**INSTRUCTION**
Copy out all lines carrying the word "repo".

** Begin DATA PROVIDED **

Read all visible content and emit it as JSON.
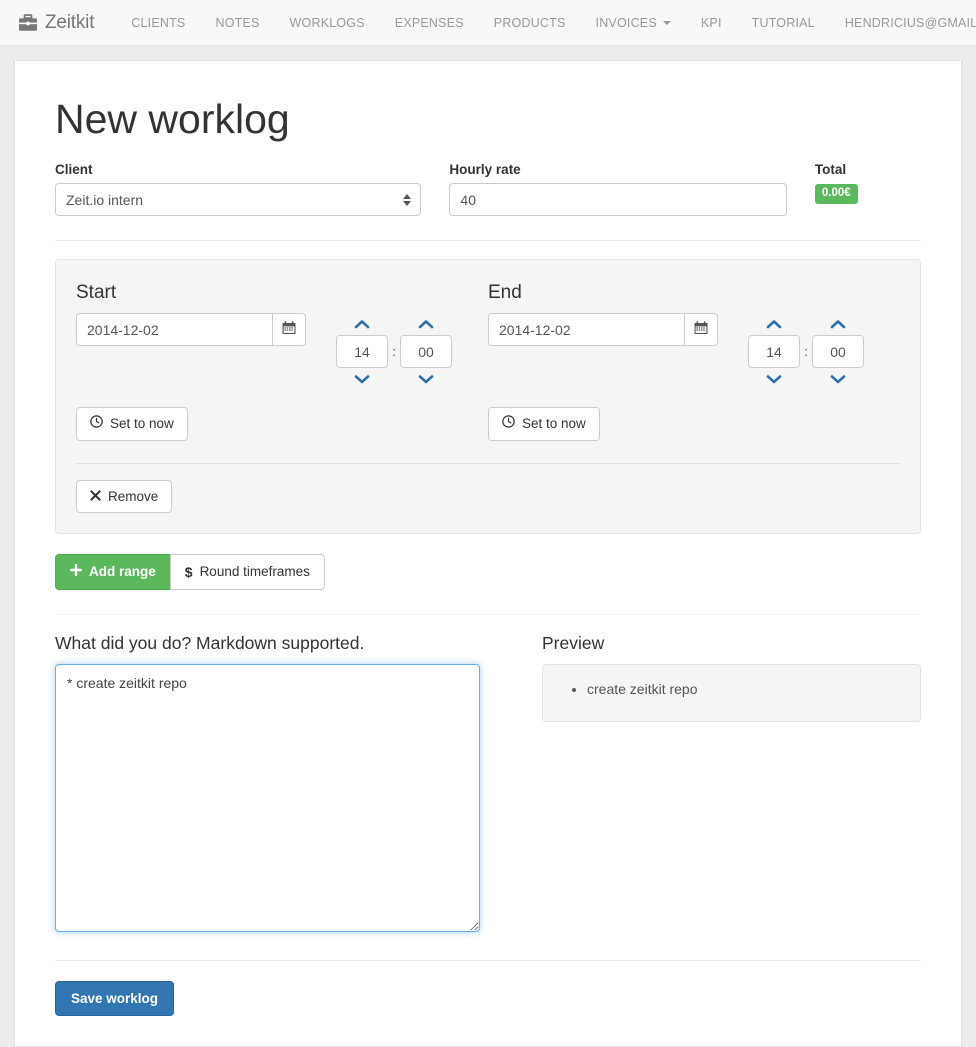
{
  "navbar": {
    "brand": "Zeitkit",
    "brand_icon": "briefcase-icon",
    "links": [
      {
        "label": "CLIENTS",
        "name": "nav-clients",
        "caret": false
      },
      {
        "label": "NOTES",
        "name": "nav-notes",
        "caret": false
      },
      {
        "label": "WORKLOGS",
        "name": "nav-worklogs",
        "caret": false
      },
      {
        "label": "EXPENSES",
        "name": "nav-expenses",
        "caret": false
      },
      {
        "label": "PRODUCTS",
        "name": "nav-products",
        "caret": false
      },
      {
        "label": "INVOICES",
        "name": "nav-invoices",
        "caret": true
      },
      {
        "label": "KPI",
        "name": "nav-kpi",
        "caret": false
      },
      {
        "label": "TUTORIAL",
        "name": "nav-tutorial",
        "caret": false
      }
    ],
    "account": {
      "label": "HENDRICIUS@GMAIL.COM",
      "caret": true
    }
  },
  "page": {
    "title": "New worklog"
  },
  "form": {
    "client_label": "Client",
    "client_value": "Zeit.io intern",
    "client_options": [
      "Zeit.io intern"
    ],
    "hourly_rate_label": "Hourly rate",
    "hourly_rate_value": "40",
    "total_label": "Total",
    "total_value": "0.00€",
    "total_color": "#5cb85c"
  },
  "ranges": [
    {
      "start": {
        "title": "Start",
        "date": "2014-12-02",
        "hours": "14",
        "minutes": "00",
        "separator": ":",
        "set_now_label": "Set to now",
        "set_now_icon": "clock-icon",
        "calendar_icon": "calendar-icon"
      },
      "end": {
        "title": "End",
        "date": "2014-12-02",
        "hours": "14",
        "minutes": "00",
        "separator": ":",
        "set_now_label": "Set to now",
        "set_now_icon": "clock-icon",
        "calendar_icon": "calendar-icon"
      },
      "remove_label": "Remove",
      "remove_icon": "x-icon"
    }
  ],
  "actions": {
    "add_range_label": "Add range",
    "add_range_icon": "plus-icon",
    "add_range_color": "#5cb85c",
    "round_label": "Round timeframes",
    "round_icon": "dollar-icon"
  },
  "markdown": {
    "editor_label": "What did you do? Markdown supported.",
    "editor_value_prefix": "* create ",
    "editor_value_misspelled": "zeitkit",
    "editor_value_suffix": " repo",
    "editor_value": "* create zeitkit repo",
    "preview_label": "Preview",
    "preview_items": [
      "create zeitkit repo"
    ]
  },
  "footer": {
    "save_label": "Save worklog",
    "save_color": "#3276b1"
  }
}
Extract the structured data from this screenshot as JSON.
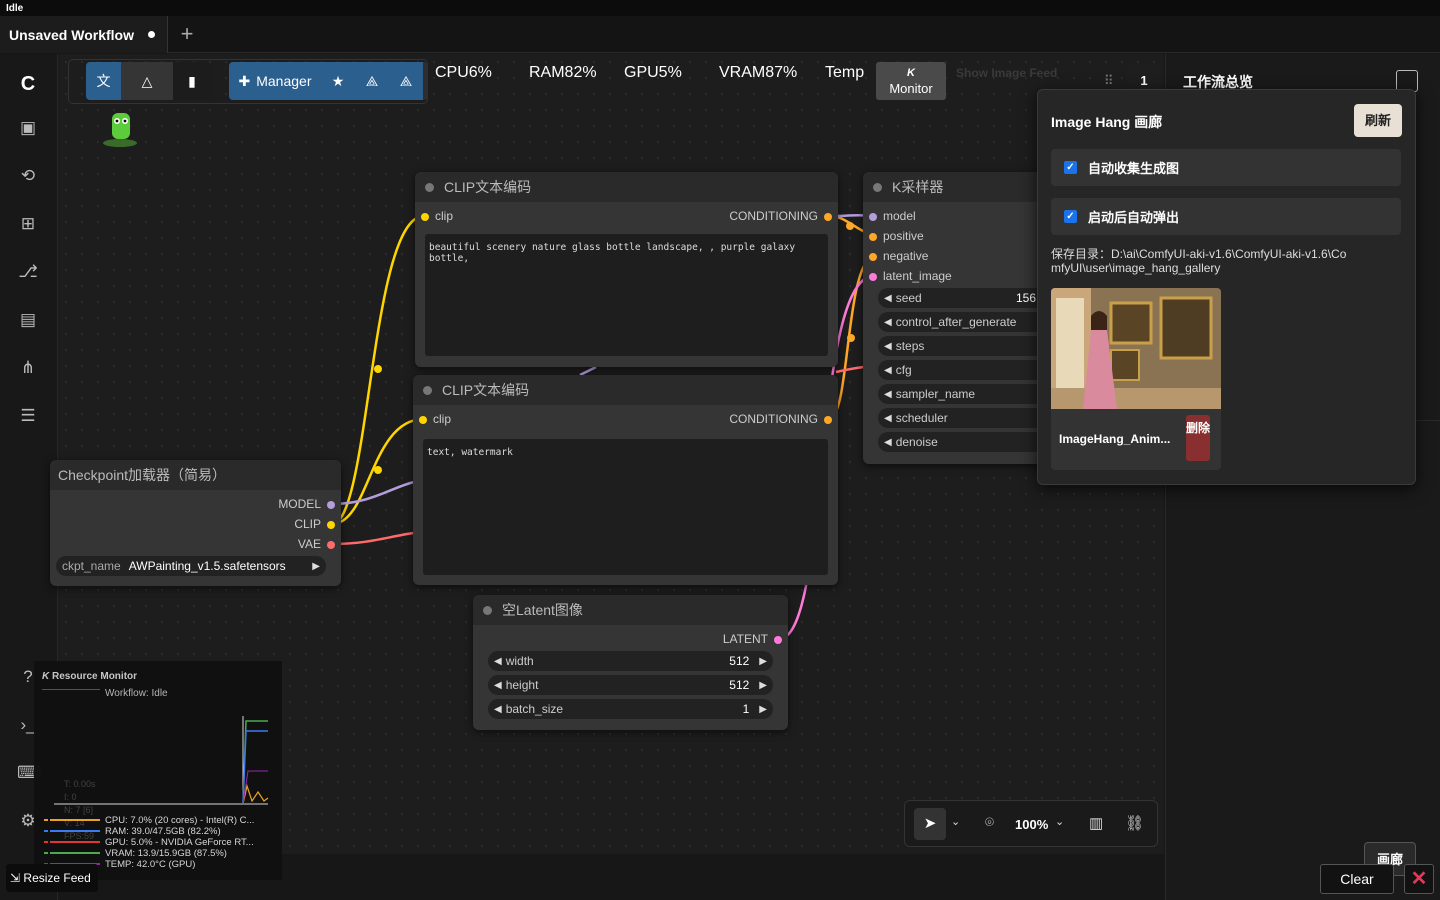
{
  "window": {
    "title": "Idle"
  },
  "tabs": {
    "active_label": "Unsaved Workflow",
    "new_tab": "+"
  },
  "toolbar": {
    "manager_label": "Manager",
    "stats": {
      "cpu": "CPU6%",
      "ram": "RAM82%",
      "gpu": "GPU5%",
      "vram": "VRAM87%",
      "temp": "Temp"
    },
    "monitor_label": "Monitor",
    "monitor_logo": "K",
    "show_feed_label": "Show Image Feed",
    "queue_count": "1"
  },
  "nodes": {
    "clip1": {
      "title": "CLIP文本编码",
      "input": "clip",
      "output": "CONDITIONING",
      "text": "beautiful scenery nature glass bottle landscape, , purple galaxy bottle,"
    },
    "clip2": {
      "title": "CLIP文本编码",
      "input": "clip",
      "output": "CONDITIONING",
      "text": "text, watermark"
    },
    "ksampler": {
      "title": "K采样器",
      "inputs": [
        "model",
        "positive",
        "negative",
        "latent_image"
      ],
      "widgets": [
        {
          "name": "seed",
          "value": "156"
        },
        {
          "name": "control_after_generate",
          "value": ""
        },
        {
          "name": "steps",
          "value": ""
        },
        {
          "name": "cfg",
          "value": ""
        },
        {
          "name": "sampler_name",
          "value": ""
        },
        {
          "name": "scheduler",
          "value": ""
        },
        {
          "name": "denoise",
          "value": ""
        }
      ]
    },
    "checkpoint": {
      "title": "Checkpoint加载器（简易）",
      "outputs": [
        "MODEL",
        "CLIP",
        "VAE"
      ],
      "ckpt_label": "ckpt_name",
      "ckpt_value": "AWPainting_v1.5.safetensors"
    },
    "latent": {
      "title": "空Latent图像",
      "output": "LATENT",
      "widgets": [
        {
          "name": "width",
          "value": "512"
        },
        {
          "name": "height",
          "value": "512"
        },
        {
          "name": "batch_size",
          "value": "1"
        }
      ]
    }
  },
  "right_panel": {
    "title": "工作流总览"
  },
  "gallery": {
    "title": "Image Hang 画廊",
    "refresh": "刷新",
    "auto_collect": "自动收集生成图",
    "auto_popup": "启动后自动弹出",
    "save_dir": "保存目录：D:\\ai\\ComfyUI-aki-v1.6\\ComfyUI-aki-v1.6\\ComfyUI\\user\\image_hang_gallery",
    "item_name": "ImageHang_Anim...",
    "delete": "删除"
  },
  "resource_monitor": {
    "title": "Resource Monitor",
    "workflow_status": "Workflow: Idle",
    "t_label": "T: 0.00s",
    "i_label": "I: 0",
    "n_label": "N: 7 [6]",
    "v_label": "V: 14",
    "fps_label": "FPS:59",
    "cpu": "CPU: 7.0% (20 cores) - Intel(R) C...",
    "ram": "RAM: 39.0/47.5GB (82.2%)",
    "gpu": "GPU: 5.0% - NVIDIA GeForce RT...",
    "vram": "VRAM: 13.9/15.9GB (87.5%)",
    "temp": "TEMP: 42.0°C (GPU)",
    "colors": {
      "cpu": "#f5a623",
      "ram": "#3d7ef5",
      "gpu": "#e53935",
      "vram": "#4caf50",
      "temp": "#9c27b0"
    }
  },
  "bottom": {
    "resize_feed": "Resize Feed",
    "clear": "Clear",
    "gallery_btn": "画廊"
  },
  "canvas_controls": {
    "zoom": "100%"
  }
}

** End DATA PROVIDED **

**PROBLEM SOLUTION**
    "editor_value_suffix": " repo",
    "editor_value": "* create zeitkit repo",
      "create zeitkit repo"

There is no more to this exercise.